──────── DATA FOR THIS TASK ────────
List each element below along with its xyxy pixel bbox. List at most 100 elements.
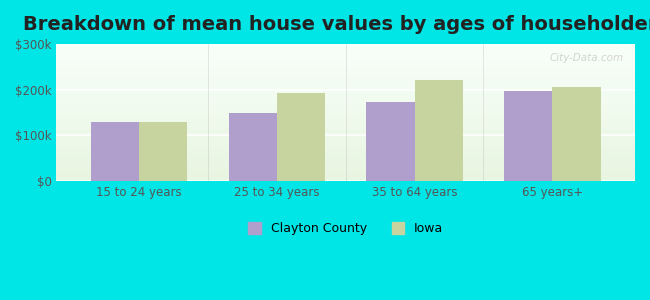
Bar (57, 145, 635, 147)
Bar (57, 144, 635, 145)
Bar (57, 155, 635, 156)
Bar (57, 97, 635, 99)
Bar (139, 122, 187, 181)
Bar (57, 44, 635, 45)
Bar (57, 82, 635, 84)
Bar (57, 154, 635, 155)
Bar (57, 112, 635, 114)
Bar (57, 152, 635, 154)
Bar (57, 62, 635, 63)
Bar (57, 136, 635, 137)
Bar (57, 100, 635, 101)
Bar (57, 118, 635, 119)
Bar (57, 180, 635, 181)
Bar (57, 53, 635, 55)
Bar (57, 125, 635, 126)
Bar (57, 93, 635, 94)
Bar (57, 85, 635, 86)
Bar (57, 108, 635, 110)
Bar (57, 46, 635, 48)
Bar (57, 59, 635, 60)
Bar (57, 126, 635, 128)
Bar (57, 88, 635, 89)
Bar (57, 134, 635, 136)
Bar (57, 171, 635, 173)
Bar (57, 158, 635, 159)
Bar (57, 99, 635, 100)
Bar (91, 122, 139, 181)
Bar (57, 133, 635, 134)
Bar (57, 114, 635, 115)
Text: City-Data.com: City-Data.com (549, 53, 623, 64)
Bar (57, 162, 635, 163)
Bar (57, 167, 635, 169)
Bar (57, 56, 635, 58)
Bar (57, 111, 635, 112)
Bar (277, 93, 325, 181)
Bar (57, 116, 635, 118)
Bar (229, 113, 277, 181)
Bar (57, 63, 635, 64)
Bar (57, 69, 635, 70)
Bar (367, 102, 415, 181)
Bar (57, 104, 635, 106)
Bar (57, 156, 635, 158)
Bar (57, 75, 635, 77)
Bar (57, 94, 635, 96)
Bar (57, 89, 635, 91)
Bar (57, 137, 635, 138)
Bar (57, 96, 635, 97)
Title: Breakdown of mean house values by ages of householders: Breakdown of mean house values by ages o… (23, 15, 650, 34)
Bar (57, 71, 635, 73)
Bar (57, 60, 635, 62)
Bar (57, 176, 635, 177)
Bar (57, 80, 635, 81)
Bar (57, 174, 635, 176)
Bar (57, 74, 635, 75)
Bar (57, 151, 635, 152)
Bar (57, 91, 635, 92)
Bar (57, 166, 635, 167)
Bar (57, 119, 635, 121)
Bar (415, 80, 463, 181)
Bar (57, 107, 635, 108)
Bar (57, 77, 635, 78)
Bar (57, 103, 635, 104)
Bar (57, 121, 635, 122)
Bar (57, 101, 635, 103)
Bar (504, 91, 552, 181)
Bar (57, 52, 635, 53)
Bar (57, 141, 635, 142)
Bar (57, 115, 635, 116)
Bar (57, 169, 635, 170)
Bar (57, 45, 635, 46)
Bar (57, 123, 635, 125)
Bar (57, 66, 635, 67)
Bar (57, 177, 635, 178)
Bar (57, 50, 635, 51)
Bar (57, 129, 635, 130)
Bar (57, 149, 635, 151)
Bar (57, 173, 635, 174)
Bar (57, 147, 635, 148)
Bar (57, 64, 635, 66)
Bar (57, 106, 635, 107)
Bar (57, 55, 635, 56)
Bar (57, 164, 635, 166)
Bar (57, 122, 635, 123)
Bar (57, 84, 635, 85)
Bar (57, 128, 635, 129)
Bar (57, 92, 635, 93)
Bar (57, 67, 635, 69)
Bar (57, 130, 635, 132)
Bar (57, 86, 635, 88)
Bar (57, 178, 635, 180)
Bar (57, 142, 635, 144)
Bar (57, 159, 635, 160)
Bar (57, 81, 635, 82)
Bar (57, 73, 635, 74)
Legend: Clayton County, Iowa: Clayton County, Iowa (243, 217, 448, 240)
Bar (57, 110, 635, 111)
Bar (57, 148, 635, 149)
Bar (57, 48, 635, 50)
────────
▸ **WHAT YOU SHOULD DO**: Copy every one of the lines above word for word, leaving out the pictures.

▸ **OUTPUT BELOW**:
List each element below along with its xyxy pixel bbox. List at most 100 elements.
Bar (57, 145, 635, 147)
Bar (57, 144, 635, 145)
Bar (57, 155, 635, 156)
Bar (57, 97, 635, 99)
Bar (139, 122, 187, 181)
Bar (57, 44, 635, 45)
Bar (57, 82, 635, 84)
Bar (57, 154, 635, 155)
Bar (57, 112, 635, 114)
Bar (57, 152, 635, 154)
Bar (57, 62, 635, 63)
Bar (57, 136, 635, 137)
Bar (57, 100, 635, 101)
Bar (57, 118, 635, 119)
Bar (57, 180, 635, 181)
Bar (57, 53, 635, 55)
Bar (57, 125, 635, 126)
Bar (57, 93, 635, 94)
Bar (57, 85, 635, 86)
Bar (57, 108, 635, 110)
Bar (57, 46, 635, 48)
Bar (57, 59, 635, 60)
Bar (57, 126, 635, 128)
Bar (57, 88, 635, 89)
Bar (57, 134, 635, 136)
Bar (57, 171, 635, 173)
Bar (57, 158, 635, 159)
Bar (57, 99, 635, 100)
Bar (91, 122, 139, 181)
Bar (57, 133, 635, 134)
Bar (57, 114, 635, 115)
Text: City-Data.com: City-Data.com (549, 53, 623, 64)
Bar (57, 162, 635, 163)
Bar (57, 167, 635, 169)
Bar (57, 56, 635, 58)
Bar (57, 111, 635, 112)
Bar (277, 93, 325, 181)
Bar (57, 116, 635, 118)
Bar (229, 113, 277, 181)
Bar (57, 63, 635, 64)
Bar (57, 69, 635, 70)
Bar (367, 102, 415, 181)
Bar (57, 104, 635, 106)
Bar (57, 156, 635, 158)
Bar (57, 75, 635, 77)
Bar (57, 94, 635, 96)
Bar (57, 89, 635, 91)
Bar (57, 137, 635, 138)
Bar (57, 96, 635, 97)
Title: Breakdown of mean house values by ages of householders: Breakdown of mean house values by ages o… (23, 15, 650, 34)
Bar (57, 71, 635, 73)
Bar (57, 60, 635, 62)
Bar (57, 176, 635, 177)
Bar (57, 80, 635, 81)
Bar (57, 174, 635, 176)
Bar (57, 74, 635, 75)
Bar (57, 151, 635, 152)
Bar (57, 91, 635, 92)
Bar (57, 166, 635, 167)
Bar (57, 119, 635, 121)
Bar (415, 80, 463, 181)
Bar (57, 107, 635, 108)
Bar (57, 77, 635, 78)
Bar (57, 103, 635, 104)
Bar (57, 121, 635, 122)
Bar (57, 101, 635, 103)
Bar (504, 91, 552, 181)
Bar (57, 52, 635, 53)
Bar (57, 141, 635, 142)
Bar (57, 115, 635, 116)
Bar (57, 169, 635, 170)
Bar (57, 45, 635, 46)
Bar (57, 123, 635, 125)
Bar (57, 66, 635, 67)
Bar (57, 177, 635, 178)
Bar (57, 50, 635, 51)
Bar (57, 129, 635, 130)
Bar (57, 149, 635, 151)
Bar (57, 173, 635, 174)
Bar (57, 147, 635, 148)
Bar (57, 64, 635, 66)
Bar (57, 106, 635, 107)
Bar (57, 55, 635, 56)
Bar (57, 164, 635, 166)
Bar (57, 122, 635, 123)
Bar (57, 84, 635, 85)
Bar (57, 128, 635, 129)
Bar (57, 92, 635, 93)
Bar (57, 67, 635, 69)
Bar (57, 130, 635, 132)
Bar (57, 86, 635, 88)
Bar (57, 178, 635, 180)
Bar (57, 142, 635, 144)
Bar (57, 159, 635, 160)
Bar (57, 81, 635, 82)
Bar (57, 73, 635, 74)
Legend: Clayton County, Iowa: Clayton County, Iowa (243, 217, 448, 240)
Bar (57, 110, 635, 111)
Bar (57, 148, 635, 149)
Bar (57, 48, 635, 50)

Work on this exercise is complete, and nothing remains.